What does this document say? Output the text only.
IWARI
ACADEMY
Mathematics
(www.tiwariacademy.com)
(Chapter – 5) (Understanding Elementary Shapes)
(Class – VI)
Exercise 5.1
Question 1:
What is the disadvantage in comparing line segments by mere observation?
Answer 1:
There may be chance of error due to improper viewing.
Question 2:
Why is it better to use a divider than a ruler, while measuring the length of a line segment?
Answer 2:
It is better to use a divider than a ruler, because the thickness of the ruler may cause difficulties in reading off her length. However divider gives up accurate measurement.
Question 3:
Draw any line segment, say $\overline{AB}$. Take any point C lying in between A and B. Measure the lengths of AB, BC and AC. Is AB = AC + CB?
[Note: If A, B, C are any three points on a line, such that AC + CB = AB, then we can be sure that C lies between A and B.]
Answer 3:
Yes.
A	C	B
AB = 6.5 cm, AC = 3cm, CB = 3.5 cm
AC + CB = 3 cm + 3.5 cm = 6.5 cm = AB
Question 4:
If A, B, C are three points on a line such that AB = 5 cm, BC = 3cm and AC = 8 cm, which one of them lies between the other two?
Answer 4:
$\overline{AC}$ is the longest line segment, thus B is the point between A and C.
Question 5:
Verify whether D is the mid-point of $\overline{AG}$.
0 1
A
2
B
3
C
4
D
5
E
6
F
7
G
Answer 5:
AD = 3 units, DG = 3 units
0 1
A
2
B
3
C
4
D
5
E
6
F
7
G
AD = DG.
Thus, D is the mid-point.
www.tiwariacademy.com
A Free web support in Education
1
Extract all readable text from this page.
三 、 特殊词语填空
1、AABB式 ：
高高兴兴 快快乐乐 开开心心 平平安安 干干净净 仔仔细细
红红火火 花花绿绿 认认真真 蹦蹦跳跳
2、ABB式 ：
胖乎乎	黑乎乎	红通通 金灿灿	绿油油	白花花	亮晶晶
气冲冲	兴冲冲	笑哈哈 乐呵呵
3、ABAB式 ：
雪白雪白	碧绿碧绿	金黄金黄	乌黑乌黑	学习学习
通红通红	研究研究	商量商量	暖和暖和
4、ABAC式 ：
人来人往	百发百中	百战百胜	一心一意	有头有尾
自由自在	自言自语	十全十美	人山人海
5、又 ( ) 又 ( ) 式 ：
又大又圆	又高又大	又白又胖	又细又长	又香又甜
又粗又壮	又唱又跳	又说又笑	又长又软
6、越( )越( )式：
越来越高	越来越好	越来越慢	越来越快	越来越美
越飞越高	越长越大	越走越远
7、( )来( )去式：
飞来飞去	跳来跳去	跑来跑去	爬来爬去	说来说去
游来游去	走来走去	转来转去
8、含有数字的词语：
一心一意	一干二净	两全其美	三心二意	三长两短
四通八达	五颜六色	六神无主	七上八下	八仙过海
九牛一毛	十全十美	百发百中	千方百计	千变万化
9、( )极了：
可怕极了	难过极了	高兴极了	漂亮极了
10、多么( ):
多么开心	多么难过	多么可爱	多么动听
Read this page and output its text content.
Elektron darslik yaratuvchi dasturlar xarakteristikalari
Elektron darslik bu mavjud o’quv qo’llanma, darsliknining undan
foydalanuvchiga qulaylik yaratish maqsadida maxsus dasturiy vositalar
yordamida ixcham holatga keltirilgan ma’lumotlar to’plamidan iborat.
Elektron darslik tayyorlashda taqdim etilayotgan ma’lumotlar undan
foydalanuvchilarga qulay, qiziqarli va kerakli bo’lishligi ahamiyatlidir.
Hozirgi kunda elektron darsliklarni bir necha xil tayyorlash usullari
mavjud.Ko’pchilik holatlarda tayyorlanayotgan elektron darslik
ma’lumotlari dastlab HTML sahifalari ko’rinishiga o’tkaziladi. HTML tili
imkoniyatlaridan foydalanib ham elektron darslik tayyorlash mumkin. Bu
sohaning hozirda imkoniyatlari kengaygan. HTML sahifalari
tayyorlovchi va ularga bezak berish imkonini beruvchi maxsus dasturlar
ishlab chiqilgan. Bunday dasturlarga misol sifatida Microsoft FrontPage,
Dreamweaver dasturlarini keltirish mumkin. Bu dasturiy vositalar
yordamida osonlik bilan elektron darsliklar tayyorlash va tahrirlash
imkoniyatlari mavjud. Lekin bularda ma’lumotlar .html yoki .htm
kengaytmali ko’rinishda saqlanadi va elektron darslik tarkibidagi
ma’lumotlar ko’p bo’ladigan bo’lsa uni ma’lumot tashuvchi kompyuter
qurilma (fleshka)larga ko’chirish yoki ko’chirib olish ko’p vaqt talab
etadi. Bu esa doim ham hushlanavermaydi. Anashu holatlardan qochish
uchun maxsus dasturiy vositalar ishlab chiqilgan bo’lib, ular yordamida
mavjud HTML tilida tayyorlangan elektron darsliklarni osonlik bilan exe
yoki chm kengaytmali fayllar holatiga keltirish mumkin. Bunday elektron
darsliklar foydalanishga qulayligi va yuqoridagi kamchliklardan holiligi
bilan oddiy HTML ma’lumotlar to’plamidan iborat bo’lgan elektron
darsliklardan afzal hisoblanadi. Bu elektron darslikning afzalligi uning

TASK TO COMPLETE »
Write the material out exactly, with nothing left out.

REPLY TO THE EXERCISE »
What does this document say? Output the text only.
IWARI
ACADEMY
Mathematics
(www.tiwariacademy.com)
(Chapter – 5) (Understanding Elementary Shapes)
(Class – VI)
Exercise 5.1
Question 1:
What is the disadvantage in comparing line segments by mere observation?
Answer 1:
There may be chance of error due to improper viewing.
Question 2:
Why is it better to use a divider than a ruler, while measuring the length of a line segment?
Answer 2:
It is better to use a divider than a ruler, because the thickness of the ruler may cause difficulties in reading off her length. However divider gives up accurate measurement.
Question 3:
Draw any line segment, say $\overline{AB}$. Take any point C lying in between A and B. Measure the lengths of AB, BC and AC. Is AB = AC + CB?
[Note: If A, B, C are any three points on a line, such that AC + CB = AB, then we can be sure that C lies between A and B.]
Answer 3:
Yes.
A	C	B
AB = 6.5 cm, AC = 3cm, CB = 3.5 cm
AC + CB = 3 cm + 3.5 cm = 6.5 cm = AB
Question 4:
If A, B, C are three points on a line such that AB = 5 cm, BC = 3cm and AC = 8 cm, which one of them lies between the other two?
Answer 4:
$\overline{AC}$ is the longest line segment, thus B is the point between A and C.
Question 5:
Verify whether D is the mid-point of $\overline{AG}$.
0 1
A
2
B
3
C
4
D
5
E
6
F
7
G
Answer 5:
AD = 3 units, DG = 3 units
0 1
A
2
B
3
C
4
D
5
E
6
F
7
G
AD = DG.
Thus, D is the mid-point.
www.tiwariacademy.com
A Free web support in Education
1
Extract all readable text from this page.
三 、 特殊词语填空
1、AABB式 ：
高高兴兴 快快乐乐 开开心心 平平安安 干干净净 仔仔细细
红红火火 花花绿绿 认认真真 蹦蹦跳跳
2、ABB式 ：
胖乎乎	黑乎乎	红通通 金灿灿	绿油油	白花花	亮晶晶
气冲冲	兴冲冲	笑哈哈 乐呵呵
3、ABAB式 ：
雪白雪白	碧绿碧绿	金黄金黄	乌黑乌黑	学习学习
通红通红	研究研究	商量商量	暖和暖和
4、ABAC式 ：
人来人往	百发百中	百战百胜	一心一意	有头有尾
自由自在	自言自语	十全十美	人山人海
5、又 ( ) 又 ( ) 式 ：
又大又圆	又高又大	又白又胖	又细又长	又香又甜
又粗又壮	又唱又跳	又说又笑	又长又软
6、越( )越( )式：
越来越高	越来越好	越来越慢	越来越快	越来越美
越飞越高	越长越大	越走越远
7、( )来( )去式：
飞来飞去	跳来跳去	跑来跑去	爬来爬去	说来说去
游来游去	走来走去	转来转去
8、含有数字的词语：
一心一意	一干二净	两全其美	三心二意	三长两短
四通八达	五颜六色	六神无主	七上八下	八仙过海
九牛一毛	十全十美	百发百中	千方百计	千变万化
9、( )极了：
可怕极了	难过极了	高兴极了	漂亮极了
10、多么( ):
多么开心	多么难过	多么可爱	多么动听
Read this page and output its text content.
Elektron darslik yaratuvchi dasturlar xarakteristikalari
Elektron darslik bu mavjud o’quv qo’llanma, darsliknining undan
foydalanuvchiga qulaylik yaratish maqsadida maxsus dasturiy vositalar
yordamida ixcham holatga keltirilgan ma’lumotlar to’plamidan iborat.
Elektron darslik tayyorlashda taqdim etilayotgan ma’lumotlar undan
foydalanuvchilarga qulay, qiziqarli va kerakli bo’lishligi ahamiyatlidir.
Hozirgi kunda elektron darsliklarni bir necha xil tayyorlash usullari
mavjud.Ko’pchilik holatlarda tayyorlanayotgan elektron darslik
ma’lumotlari dastlab HTML sahifalari ko’rinishiga o’tkaziladi. HTML tili
imkoniyatlaridan foydalanib ham elektron darslik tayyorlash mumkin. Bu
sohaning hozirda imkoniyatlari kengaygan. HTML sahifalari
tayyorlovchi va ularga bezak berish imkonini beruvchi maxsus dasturlar
ishlab chiqilgan. Bunday dasturlarga misol sifatida Microsoft FrontPage,
Dreamweaver dasturlarini keltirish mumkin. Bu dasturiy vositalar
yordamida osonlik bilan elektron darsliklar tayyorlash va tahrirlash
imkoniyatlari mavjud. Lekin bularda ma’lumotlar .html yoki .htm
kengaytmali ko’rinishda saqlanadi va elektron darslik tarkibidagi
ma’lumotlar ko’p bo’ladigan bo’lsa uni ma’lumot tashuvchi kompyuter
qurilma (fleshka)larga ko’chirish yoki ko’chirib olish ko’p vaqt talab
etadi. Bu esa doim ham hushlanavermaydi. Anashu holatlardan qochish
uchun maxsus dasturiy vositalar ishlab chiqilgan bo’lib, ular yordamida
mavjud HTML tilida tayyorlangan elektron darsliklarni osonlik bilan exe
yoki chm kengaytmali fayllar holatiga keltirish mumkin. Bunday elektron
darsliklar foydalanishga qulayligi va yuqoridagi kamchliklardan holiligi
bilan oddiy HTML ma’lumotlar to’plamidan iborat bo’lgan elektron
darsliklardan afzal hisoblanadi. Bu elektron darslikning afzalligi uning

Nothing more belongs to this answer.